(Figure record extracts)
****

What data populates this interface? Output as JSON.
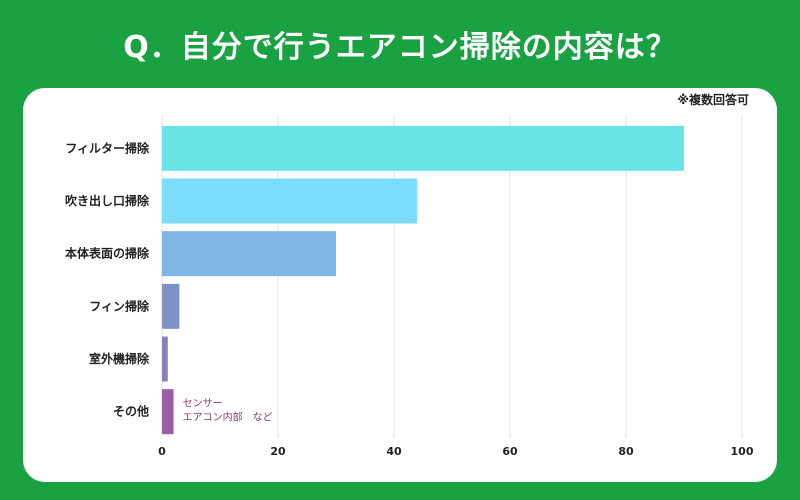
{
  "title": "Q．自分で行うエアコン掃除の内容は？",
  "note": "※複数回答可",
  "chart_data": {
    "type": "bar",
    "orientation": "horizontal",
    "categories": [
      "フィルター掃除",
      "吹き出し口掃除",
      "本体表面の掃除",
      "フィン掃除",
      "室外機掃除",
      "その他"
    ],
    "values": [
      90,
      44,
      30,
      3,
      1,
      2
    ],
    "colors": [
      "#6ae3e6",
      "#7cdcfb",
      "#7fb6e6",
      "#7d93c6",
      "#8a7ec2",
      "#9a5da8"
    ],
    "xlim": [
      0,
      100
    ],
    "xticks": [
      0,
      20,
      40,
      60,
      80,
      100
    ],
    "annotation": [
      "センサー",
      "エアコン内部　など"
    ],
    "grid": true
  }
}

****

**Problem:** Leave the pictures out and print the records above exactly as they stand.

**Task response:**
What data populates this interface? Output as JSON.
{
  "title": "Q．自分で行うエアコン掃除の内容は？",
  "note": "※複数回答可",
  "chart_data": {
    "type": "bar",
    "orientation": "horizontal",
    "categories": [
      "フィルター掃除",
      "吹き出し口掃除",
      "本体表面の掃除",
      "フィン掃除",
      "室外機掃除",
      "その他"
    ],
    "values": [
      90,
      44,
      30,
      3,
      1,
      2
    ],
    "colors": [
      "#6ae3e6",
      "#7cdcfb",
      "#7fb6e6",
      "#7d93c6",
      "#8a7ec2",
      "#9a5da8"
    ],
    "xlim": [
      0,
      100
    ],
    "xticks": [
      0,
      20,
      40,
      60,
      80,
      100
    ],
    "annotation": [
      "センサー",
      "エアコン内部　など"
    ],
    "grid": true
  }
}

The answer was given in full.